**Objective**
The listing below is to be output in its exact form.

------ Records shown

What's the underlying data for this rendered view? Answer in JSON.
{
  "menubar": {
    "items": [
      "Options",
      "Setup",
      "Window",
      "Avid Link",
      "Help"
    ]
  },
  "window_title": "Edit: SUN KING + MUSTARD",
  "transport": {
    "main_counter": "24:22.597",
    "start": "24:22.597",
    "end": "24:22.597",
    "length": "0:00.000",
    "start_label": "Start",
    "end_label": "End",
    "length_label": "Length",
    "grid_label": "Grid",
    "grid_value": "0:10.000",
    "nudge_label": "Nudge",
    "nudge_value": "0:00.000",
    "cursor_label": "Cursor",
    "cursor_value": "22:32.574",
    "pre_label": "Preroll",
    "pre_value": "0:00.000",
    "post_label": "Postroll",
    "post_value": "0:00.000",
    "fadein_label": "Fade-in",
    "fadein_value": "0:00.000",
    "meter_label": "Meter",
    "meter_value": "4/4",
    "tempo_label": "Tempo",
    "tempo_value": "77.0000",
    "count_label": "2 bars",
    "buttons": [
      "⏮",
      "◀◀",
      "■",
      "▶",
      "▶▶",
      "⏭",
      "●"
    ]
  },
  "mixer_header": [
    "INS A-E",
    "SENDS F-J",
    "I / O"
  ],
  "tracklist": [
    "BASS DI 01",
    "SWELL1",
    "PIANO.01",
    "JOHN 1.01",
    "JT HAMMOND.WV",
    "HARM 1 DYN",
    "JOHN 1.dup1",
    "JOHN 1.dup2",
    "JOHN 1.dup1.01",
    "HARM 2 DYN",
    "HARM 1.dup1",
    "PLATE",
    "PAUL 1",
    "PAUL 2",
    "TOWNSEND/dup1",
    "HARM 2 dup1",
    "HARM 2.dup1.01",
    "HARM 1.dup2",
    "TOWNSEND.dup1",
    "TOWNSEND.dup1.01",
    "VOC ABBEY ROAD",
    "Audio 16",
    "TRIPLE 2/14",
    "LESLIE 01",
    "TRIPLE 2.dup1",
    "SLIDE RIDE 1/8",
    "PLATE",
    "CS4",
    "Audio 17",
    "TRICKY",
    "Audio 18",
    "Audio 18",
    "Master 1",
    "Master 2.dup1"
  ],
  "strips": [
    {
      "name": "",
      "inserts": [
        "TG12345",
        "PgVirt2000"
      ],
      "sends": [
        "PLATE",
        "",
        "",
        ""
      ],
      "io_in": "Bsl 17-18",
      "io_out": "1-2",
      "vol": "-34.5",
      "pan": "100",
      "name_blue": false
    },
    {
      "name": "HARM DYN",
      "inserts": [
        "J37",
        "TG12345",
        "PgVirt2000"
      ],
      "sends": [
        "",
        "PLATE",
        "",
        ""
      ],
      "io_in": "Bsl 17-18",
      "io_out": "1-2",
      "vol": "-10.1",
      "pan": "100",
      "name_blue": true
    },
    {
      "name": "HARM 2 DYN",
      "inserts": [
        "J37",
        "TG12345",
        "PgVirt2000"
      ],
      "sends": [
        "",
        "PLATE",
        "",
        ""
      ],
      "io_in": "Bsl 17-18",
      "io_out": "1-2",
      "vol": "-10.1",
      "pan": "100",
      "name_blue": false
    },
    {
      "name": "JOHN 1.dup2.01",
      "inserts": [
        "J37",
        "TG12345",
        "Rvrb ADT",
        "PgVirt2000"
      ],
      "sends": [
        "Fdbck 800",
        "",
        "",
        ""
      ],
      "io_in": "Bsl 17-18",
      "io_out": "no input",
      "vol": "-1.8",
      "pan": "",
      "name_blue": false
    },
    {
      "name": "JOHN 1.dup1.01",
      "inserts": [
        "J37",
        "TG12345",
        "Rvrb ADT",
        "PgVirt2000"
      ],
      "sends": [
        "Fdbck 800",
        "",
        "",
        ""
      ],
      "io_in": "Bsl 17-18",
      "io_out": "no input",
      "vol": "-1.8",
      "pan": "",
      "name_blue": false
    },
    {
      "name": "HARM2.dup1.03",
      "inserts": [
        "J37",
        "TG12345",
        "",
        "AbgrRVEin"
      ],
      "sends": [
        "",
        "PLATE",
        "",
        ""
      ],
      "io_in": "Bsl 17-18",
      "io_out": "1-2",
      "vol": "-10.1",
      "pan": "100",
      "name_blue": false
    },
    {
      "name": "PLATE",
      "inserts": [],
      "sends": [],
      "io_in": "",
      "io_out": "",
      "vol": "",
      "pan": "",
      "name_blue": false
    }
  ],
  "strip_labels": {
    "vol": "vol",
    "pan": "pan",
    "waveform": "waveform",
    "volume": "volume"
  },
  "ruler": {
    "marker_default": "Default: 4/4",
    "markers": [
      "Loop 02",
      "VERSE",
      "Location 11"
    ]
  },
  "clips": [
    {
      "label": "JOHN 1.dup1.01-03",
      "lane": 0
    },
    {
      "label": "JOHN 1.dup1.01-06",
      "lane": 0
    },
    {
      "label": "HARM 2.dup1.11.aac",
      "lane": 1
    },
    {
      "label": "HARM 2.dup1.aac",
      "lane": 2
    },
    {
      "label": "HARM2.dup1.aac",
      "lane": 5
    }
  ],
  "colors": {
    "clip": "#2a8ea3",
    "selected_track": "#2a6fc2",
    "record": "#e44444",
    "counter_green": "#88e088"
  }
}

------------

**The output**
What's the underlying data for this rendered view? Answer in JSON.
{
  "menubar": {
    "items": [
      "Options",
      "Setup",
      "Window",
      "Avid Link",
      "Help"
    ]
  },
  "window_title": "Edit: SUN KING + MUSTARD",
  "transport": {
    "main_counter": "24:22.597",
    "start": "24:22.597",
    "end": "24:22.597",
    "length": "0:00.000",
    "start_label": "Start",
    "end_label": "End",
    "length_label": "Length",
    "grid_label": "Grid",
    "grid_value": "0:10.000",
    "nudge_label": "Nudge",
    "nudge_value": "0:00.000",
    "cursor_label": "Cursor",
    "cursor_value": "22:32.574",
    "pre_label": "Preroll",
    "pre_value": "0:00.000",
    "post_label": "Postroll",
    "post_value": "0:00.000",
    "fadein_label": "Fade-in",
    "fadein_value": "0:00.000",
    "meter_label": "Meter",
    "meter_value": "4/4",
    "tempo_label": "Tempo",
    "tempo_value": "77.0000",
    "count_label": "2 bars",
    "buttons": [
      "⏮",
      "◀◀",
      "■",
      "▶",
      "▶▶",
      "⏭",
      "●"
    ]
  },
  "mixer_header": [
    "INS A-E",
    "SENDS F-J",
    "I / O"
  ],
  "tracklist": [
    "BASS DI 01",
    "SWELL1",
    "PIANO.01",
    "JOHN 1.01",
    "JT HAMMOND.WV",
    "HARM 1 DYN",
    "JOHN 1.dup1",
    "JOHN 1.dup2",
    "JOHN 1.dup1.01",
    "HARM 2 DYN",
    "HARM 1.dup1",
    "PLATE",
    "PAUL 1",
    "PAUL 2",
    "TOWNSEND/dup1",
    "HARM 2 dup1",
    "HARM 2.dup1.01",
    "HARM 1.dup2",
    "TOWNSEND.dup1",
    "TOWNSEND.dup1.01",
    "VOC ABBEY ROAD",
    "Audio 16",
    "TRIPLE 2/14",
    "LESLIE 01",
    "TRIPLE 2.dup1",
    "SLIDE RIDE 1/8",
    "PLATE",
    "CS4",
    "Audio 17",
    "TRICKY",
    "Audio 18",
    "Audio 18",
    "Master 1",
    "Master 2.dup1"
  ],
  "strips": [
    {
      "name": "",
      "inserts": [
        "TG12345",
        "PgVirt2000"
      ],
      "sends": [
        "PLATE",
        "",
        "",
        ""
      ],
      "io_in": "Bsl 17-18",
      "io_out": "1-2",
      "vol": "-34.5",
      "pan": "100",
      "name_blue": false
    },
    {
      "name": "HARM DYN",
      "inserts": [
        "J37",
        "TG12345",
        "PgVirt2000"
      ],
      "sends": [
        "",
        "PLATE",
        "",
        ""
      ],
      "io_in": "Bsl 17-18",
      "io_out": "1-2",
      "vol": "-10.1",
      "pan": "100",
      "name_blue": true
    },
    {
      "name": "HARM 2 DYN",
      "inserts": [
        "J37",
        "TG12345",
        "PgVirt2000"
      ],
      "sends": [
        "",
        "PLATE",
        "",
        ""
      ],
      "io_in": "Bsl 17-18",
      "io_out": "1-2",
      "vol": "-10.1",
      "pan": "100",
      "name_blue": false
    },
    {
      "name": "JOHN 1.dup2.01",
      "inserts": [
        "J37",
        "TG12345",
        "Rvrb ADT",
        "PgVirt2000"
      ],
      "sends": [
        "Fdbck 800",
        "",
        "",
        ""
      ],
      "io_in": "Bsl 17-18",
      "io_out": "no input",
      "vol": "-1.8",
      "pan": "",
      "name_blue": false
    },
    {
      "name": "JOHN 1.dup1.01",
      "inserts": [
        "J37",
        "TG12345",
        "Rvrb ADT",
        "PgVirt2000"
      ],
      "sends": [
        "Fdbck 800",
        "",
        "",
        ""
      ],
      "io_in": "Bsl 17-18",
      "io_out": "no input",
      "vol": "-1.8",
      "pan": "",
      "name_blue": false
    },
    {
      "name": "HARM2.dup1.03",
      "inserts": [
        "J37",
        "TG12345",
        "",
        "AbgrRVEin"
      ],
      "sends": [
        "",
        "PLATE",
        "",
        ""
      ],
      "io_in": "Bsl 17-18",
      "io_out": "1-2",
      "vol": "-10.1",
      "pan": "100",
      "name_blue": false
    },
    {
      "name": "PLATE",
      "inserts": [],
      "sends": [],
      "io_in": "",
      "io_out": "",
      "vol": "",
      "pan": "",
      "name_blue": false
    }
  ],
  "strip_labels": {
    "vol": "vol",
    "pan": "pan",
    "waveform": "waveform",
    "volume": "volume"
  },
  "ruler": {
    "marker_default": "Default: 4/4",
    "markers": [
      "Loop 02",
      "VERSE",
      "Location 11"
    ]
  },
  "clips": [
    {
      "label": "JOHN 1.dup1.01-03",
      "lane": 0
    },
    {
      "label": "JOHN 1.dup1.01-06",
      "lane": 0
    },
    {
      "label": "HARM 2.dup1.11.aac",
      "lane": 1
    },
    {
      "label": "HARM 2.dup1.aac",
      "lane": 2
    },
    {
      "label": "HARM2.dup1.aac",
      "lane": 5
    }
  ],
  "colors": {
    "clip": "#2a8ea3",
    "selected_track": "#2a6fc2",
    "record": "#e44444",
    "counter_green": "#88e088"
  }
}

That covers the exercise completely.